INSTRUCTION » Locate every line in the records below that holds the word "phát" and return each one.

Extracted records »
-- Start --

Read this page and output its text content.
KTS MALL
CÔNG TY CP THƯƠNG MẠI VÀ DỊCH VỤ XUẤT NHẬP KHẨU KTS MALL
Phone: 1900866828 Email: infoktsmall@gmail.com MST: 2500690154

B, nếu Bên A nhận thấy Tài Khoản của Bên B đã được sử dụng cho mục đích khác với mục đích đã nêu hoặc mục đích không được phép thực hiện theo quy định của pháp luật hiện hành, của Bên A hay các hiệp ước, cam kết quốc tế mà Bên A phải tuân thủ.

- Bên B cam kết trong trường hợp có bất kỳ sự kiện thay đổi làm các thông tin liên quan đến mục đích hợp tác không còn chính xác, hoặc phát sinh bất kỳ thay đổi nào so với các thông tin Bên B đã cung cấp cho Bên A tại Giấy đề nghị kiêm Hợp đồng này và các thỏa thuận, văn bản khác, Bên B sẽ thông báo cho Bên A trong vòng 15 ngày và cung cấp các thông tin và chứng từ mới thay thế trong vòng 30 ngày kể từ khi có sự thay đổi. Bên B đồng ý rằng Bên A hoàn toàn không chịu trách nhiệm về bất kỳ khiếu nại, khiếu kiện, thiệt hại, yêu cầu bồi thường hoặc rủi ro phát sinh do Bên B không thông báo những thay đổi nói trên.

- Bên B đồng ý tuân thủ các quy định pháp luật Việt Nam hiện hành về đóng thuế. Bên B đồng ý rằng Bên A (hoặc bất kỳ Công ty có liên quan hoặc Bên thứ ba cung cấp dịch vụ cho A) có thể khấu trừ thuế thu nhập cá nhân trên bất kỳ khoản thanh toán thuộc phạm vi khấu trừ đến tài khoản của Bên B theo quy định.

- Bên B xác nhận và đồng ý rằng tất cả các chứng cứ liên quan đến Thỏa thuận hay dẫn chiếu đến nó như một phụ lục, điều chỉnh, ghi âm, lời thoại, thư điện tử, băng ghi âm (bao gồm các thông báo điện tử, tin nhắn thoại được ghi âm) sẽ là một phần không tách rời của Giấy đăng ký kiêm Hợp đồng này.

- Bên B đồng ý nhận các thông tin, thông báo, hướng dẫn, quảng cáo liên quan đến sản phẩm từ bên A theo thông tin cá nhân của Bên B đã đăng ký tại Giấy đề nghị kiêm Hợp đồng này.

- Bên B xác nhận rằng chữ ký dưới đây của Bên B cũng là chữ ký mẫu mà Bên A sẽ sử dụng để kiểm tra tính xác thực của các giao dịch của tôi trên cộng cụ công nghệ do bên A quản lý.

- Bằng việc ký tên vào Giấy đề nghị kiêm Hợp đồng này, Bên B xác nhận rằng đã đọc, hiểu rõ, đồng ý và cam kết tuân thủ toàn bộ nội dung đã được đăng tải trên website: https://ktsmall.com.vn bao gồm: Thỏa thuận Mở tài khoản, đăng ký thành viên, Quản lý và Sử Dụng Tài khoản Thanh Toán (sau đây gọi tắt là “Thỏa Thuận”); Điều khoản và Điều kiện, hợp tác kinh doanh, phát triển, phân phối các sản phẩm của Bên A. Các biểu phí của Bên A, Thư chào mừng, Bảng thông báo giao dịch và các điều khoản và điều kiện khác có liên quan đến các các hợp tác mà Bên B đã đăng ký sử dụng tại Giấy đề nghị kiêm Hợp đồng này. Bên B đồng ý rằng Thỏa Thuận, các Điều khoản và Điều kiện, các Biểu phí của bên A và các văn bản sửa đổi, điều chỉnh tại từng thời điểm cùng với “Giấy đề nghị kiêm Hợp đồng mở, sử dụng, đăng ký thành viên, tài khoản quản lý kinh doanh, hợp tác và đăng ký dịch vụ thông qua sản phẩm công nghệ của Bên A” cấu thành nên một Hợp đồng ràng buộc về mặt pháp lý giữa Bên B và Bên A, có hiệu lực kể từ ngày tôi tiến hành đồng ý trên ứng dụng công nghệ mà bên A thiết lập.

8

-- End --

WRITTEN SOLUTION »
- Bên B cam kết trong trường hợp có bất kỳ sự kiện thay đổi làm các thông tin liên quan đến mục đích hợp tác không còn chính xác, hoặc phát sinh bất kỳ thay đổi nào so với các thông tin Bên B đã cung cấp cho Bên A tại Giấy đề nghị kiêm Hợp đồng này và các thỏa thuận, văn bản khác, Bên B sẽ thông báo cho Bên A trong vòng 15 ngày và cung cấp các thông tin và chứng từ mới thay thế trong vòng 30 ngày kể từ khi có sự thay đổi. Bên B đồng ý rằng Bên A hoàn toàn không chịu trách nhiệm về bất kỳ khiếu nại, khiếu kiện, thiệt hại, yêu cầu bồi thường hoặc rủi ro phát sinh do Bên B không thông báo những thay đổi nói trên.
- Bằng việc ký tên vào Giấy đề nghị kiêm Hợp đồng này, Bên B xác nhận rằng đã đọc, hiểu rõ, đồng ý và cam kết tuân thủ toàn bộ nội dung đã được đăng tải trên website: https://ktsmall.com.vn bao gồm: Thỏa thuận Mở tài khoản, đăng ký thành viên, Quản lý và Sử Dụng Tài khoản Thanh Toán (sau đây gọi tắt là “Thỏa Thuận”); Điều khoản và Điều kiện, hợp tác kinh doanh, phát triển, phân phối các sản phẩm của Bên A. Các biểu phí của Bên A, Thư chào mừng, Bảng thông báo giao dịch và các điều khoản và điều kiện khác có liên quan đến các các hợp tác mà Bên B đã đăng ký sử dụng tại Giấy đề nghị kiêm Hợp đồng này. Bên B đồng ý rằng Thỏa Thuận, các Điều khoản và Điều kiện, các Biểu phí của bên A và các văn bản sửa đổi, điều chỉnh tại từng thời điểm cùng với “Giấy đề nghị kiêm Hợp đồng mở, sử dụng, đăng ký thành viên, tài khoản quản lý kinh doanh, hợp tác và đăng ký dịch vụ thông qua sản phẩm công nghệ của Bên A” cấu thành nên một Hợp đồng ràng buộc về mặt pháp lý giữa Bên B và Bên A, có hiệu lực kể từ ngày tôi tiến hành đồng ý trên ứng dụng công nghệ mà bên A thiết lập.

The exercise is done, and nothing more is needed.